PROVIDED DATA

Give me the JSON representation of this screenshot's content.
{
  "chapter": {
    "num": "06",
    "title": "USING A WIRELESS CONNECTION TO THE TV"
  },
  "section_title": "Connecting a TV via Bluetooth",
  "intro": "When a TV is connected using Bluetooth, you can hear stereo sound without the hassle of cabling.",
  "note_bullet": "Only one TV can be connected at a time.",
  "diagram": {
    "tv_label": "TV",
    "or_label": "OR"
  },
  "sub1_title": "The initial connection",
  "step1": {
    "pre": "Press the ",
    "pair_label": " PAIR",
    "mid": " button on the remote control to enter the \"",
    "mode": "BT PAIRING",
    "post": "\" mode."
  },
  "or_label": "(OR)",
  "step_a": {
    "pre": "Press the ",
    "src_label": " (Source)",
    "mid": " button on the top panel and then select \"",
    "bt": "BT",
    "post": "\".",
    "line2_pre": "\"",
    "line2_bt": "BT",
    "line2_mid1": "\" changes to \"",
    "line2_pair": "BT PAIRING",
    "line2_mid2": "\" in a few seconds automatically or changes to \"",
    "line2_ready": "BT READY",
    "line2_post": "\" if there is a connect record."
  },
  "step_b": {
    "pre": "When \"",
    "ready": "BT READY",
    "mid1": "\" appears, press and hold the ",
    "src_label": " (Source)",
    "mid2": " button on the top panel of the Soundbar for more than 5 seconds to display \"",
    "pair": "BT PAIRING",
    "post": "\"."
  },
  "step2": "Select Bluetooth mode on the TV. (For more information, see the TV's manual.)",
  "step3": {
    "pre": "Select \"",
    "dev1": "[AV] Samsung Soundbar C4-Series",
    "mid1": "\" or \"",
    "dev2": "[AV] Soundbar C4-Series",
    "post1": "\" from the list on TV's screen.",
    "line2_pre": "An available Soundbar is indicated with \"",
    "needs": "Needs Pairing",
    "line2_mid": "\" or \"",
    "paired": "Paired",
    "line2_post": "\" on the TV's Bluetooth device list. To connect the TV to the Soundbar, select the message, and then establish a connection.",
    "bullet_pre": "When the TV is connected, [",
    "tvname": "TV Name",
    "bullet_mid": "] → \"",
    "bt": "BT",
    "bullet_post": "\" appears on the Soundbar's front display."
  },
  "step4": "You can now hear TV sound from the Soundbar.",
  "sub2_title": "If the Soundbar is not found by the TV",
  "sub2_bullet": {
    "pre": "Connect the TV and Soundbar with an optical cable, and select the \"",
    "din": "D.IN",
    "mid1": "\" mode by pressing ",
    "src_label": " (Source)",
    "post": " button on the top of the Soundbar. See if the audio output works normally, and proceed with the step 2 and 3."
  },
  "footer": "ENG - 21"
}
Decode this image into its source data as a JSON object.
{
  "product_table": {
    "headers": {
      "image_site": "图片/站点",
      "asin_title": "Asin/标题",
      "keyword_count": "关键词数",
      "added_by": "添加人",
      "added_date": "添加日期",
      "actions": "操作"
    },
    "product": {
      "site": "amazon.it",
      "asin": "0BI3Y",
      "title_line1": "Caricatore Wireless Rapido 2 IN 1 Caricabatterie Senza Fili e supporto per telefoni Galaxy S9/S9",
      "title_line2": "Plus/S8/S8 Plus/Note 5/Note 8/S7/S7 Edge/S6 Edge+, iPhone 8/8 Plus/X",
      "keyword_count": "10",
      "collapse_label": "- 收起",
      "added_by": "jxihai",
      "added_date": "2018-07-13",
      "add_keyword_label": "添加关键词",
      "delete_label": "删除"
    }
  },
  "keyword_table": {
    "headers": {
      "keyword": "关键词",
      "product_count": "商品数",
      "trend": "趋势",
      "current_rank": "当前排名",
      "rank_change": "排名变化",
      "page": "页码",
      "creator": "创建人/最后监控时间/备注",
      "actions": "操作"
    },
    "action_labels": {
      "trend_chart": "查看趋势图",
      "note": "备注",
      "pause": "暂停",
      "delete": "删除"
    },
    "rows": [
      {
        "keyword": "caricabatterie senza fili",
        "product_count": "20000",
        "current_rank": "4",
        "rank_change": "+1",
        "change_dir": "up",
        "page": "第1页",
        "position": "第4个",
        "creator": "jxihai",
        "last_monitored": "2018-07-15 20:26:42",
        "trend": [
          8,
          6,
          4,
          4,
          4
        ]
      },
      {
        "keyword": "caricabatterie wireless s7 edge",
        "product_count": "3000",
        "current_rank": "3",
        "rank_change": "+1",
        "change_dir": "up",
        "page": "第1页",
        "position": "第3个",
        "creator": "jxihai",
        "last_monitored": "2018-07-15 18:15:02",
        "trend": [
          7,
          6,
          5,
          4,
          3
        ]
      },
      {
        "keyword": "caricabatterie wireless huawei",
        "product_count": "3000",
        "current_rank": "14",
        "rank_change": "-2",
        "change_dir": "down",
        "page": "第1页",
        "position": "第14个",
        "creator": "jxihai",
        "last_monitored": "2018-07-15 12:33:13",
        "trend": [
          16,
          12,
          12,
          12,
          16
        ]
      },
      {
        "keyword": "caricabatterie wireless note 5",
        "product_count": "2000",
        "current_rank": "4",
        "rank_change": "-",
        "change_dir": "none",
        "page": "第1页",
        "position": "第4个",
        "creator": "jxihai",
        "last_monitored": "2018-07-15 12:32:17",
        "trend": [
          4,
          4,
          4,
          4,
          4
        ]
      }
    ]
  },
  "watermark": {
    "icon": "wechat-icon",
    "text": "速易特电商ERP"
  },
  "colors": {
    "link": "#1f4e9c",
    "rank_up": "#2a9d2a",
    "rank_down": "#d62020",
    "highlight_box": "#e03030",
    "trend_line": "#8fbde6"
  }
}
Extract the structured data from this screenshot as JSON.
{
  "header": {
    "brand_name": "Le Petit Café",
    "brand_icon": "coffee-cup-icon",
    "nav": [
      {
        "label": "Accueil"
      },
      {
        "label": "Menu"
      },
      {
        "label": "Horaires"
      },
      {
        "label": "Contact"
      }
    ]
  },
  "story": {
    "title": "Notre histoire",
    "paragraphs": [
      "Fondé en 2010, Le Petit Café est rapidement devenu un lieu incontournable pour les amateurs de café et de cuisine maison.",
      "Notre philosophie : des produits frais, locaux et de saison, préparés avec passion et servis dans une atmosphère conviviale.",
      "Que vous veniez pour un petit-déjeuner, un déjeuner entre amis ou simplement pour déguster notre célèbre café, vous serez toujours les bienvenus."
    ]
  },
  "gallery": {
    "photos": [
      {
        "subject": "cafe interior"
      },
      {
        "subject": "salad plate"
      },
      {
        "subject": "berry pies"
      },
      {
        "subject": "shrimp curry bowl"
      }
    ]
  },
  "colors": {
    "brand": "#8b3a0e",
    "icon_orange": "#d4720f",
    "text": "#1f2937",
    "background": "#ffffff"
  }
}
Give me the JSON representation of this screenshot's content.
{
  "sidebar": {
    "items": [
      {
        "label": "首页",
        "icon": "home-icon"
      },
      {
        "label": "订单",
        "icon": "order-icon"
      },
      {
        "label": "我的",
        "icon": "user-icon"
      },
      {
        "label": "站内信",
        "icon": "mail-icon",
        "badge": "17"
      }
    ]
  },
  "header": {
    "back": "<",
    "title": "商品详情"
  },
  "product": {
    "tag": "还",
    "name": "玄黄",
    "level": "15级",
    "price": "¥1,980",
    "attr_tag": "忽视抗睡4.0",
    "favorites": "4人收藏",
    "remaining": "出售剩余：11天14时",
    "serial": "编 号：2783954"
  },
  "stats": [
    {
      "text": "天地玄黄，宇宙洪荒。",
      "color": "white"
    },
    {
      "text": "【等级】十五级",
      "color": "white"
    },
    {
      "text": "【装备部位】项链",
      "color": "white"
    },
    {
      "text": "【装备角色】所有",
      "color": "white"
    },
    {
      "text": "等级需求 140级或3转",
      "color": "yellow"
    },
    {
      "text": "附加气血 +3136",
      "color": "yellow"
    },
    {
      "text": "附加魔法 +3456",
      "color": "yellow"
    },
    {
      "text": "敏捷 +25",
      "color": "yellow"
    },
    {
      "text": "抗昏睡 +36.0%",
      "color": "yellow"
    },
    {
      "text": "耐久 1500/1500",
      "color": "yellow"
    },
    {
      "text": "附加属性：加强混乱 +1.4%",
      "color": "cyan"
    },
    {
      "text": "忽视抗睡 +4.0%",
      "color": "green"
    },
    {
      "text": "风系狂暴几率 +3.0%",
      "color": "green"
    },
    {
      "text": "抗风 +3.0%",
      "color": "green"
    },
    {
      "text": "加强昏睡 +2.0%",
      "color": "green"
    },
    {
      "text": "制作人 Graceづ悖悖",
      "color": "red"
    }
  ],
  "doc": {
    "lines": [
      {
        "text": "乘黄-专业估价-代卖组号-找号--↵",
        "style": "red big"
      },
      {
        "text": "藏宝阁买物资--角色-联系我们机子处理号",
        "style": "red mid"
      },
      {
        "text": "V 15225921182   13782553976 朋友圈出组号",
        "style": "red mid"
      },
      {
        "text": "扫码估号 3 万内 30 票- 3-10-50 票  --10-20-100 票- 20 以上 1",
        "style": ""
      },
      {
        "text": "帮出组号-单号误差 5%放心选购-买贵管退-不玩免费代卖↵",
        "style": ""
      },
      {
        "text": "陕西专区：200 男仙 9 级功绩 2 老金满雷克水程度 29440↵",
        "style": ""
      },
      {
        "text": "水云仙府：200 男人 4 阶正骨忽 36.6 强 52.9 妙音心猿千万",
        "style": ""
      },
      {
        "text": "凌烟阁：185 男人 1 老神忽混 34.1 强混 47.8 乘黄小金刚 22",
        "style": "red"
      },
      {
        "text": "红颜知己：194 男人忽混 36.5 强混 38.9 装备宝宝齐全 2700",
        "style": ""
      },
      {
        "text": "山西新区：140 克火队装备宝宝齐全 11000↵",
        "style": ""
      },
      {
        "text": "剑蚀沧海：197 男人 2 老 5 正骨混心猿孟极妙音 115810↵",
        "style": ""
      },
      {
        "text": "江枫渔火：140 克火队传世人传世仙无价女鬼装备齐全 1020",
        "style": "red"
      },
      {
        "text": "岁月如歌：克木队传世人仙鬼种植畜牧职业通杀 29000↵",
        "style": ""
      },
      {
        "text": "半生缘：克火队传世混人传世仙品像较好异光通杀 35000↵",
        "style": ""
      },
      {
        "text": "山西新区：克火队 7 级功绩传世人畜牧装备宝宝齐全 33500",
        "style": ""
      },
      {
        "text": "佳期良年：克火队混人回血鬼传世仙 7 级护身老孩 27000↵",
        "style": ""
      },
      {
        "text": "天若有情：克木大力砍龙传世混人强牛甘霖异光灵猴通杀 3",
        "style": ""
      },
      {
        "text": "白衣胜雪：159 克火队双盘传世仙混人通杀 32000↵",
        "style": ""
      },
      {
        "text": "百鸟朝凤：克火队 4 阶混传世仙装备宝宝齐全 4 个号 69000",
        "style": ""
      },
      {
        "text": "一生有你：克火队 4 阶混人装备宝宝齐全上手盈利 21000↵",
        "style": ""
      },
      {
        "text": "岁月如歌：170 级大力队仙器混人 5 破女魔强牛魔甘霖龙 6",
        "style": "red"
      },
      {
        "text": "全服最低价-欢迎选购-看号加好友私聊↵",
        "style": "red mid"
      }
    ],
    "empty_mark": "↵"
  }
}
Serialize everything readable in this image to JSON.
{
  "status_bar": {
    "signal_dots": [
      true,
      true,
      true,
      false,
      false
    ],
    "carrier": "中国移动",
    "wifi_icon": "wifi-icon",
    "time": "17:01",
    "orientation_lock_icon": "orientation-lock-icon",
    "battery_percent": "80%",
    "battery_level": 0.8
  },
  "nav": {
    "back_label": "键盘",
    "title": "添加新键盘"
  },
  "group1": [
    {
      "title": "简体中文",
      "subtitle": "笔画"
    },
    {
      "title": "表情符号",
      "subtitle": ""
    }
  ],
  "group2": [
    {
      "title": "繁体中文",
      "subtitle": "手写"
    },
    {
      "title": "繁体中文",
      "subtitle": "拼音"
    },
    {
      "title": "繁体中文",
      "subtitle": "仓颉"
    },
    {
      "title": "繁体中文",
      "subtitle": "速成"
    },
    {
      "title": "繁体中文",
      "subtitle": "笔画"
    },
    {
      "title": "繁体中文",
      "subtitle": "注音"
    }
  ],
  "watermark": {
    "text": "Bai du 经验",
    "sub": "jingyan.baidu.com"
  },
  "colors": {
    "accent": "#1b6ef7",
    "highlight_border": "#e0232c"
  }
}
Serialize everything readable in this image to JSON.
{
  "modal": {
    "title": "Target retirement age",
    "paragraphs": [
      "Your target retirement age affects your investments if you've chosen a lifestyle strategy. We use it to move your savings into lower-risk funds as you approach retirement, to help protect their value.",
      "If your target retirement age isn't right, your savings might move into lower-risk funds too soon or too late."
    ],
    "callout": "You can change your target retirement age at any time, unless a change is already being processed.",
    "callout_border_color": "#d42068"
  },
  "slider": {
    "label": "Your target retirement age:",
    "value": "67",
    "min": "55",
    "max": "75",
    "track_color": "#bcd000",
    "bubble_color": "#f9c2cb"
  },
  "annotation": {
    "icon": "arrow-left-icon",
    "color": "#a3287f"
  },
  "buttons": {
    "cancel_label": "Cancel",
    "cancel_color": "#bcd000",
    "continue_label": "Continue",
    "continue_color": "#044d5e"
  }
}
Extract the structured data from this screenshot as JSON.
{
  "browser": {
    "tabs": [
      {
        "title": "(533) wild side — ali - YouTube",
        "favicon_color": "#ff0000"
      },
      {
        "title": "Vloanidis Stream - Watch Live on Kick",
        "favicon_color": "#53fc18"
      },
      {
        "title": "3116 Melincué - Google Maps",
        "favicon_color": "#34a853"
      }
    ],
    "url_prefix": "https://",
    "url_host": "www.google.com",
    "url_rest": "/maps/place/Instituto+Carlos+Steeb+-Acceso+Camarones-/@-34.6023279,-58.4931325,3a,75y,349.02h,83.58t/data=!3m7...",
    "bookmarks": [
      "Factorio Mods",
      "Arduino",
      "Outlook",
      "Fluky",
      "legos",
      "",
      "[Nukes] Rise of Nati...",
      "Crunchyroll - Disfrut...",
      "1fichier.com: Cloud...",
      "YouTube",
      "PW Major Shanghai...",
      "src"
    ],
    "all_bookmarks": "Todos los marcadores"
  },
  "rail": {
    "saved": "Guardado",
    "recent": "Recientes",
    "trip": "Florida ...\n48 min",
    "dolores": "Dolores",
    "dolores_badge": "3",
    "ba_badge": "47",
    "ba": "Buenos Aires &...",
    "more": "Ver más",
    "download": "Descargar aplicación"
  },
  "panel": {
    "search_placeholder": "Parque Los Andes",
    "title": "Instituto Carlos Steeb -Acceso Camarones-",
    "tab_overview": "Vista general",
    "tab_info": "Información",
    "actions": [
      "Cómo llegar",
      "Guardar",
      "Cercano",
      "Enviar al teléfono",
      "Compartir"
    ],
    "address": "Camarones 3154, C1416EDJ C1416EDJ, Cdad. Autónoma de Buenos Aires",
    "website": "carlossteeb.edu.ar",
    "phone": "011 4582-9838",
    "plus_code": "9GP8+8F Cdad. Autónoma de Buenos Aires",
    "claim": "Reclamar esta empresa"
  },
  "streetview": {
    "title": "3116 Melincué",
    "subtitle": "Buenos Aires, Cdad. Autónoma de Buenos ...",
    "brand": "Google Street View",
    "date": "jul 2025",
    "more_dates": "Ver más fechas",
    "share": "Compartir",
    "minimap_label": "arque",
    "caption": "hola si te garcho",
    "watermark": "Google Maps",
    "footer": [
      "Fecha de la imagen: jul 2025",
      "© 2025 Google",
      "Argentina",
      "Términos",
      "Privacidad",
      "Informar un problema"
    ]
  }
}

EXERCISE DIRECTIONS
Lines of the material that contain the word "mode" are to be gathered.

EXERCISE OUTPUT
    "mode": "BT PAIRING",
    "post": "\" mode."
  "step2": "Select Bluetooth mode on the TV. (For more information, see the TV's manual.)",
    "mid1": "\" mode by pressing ",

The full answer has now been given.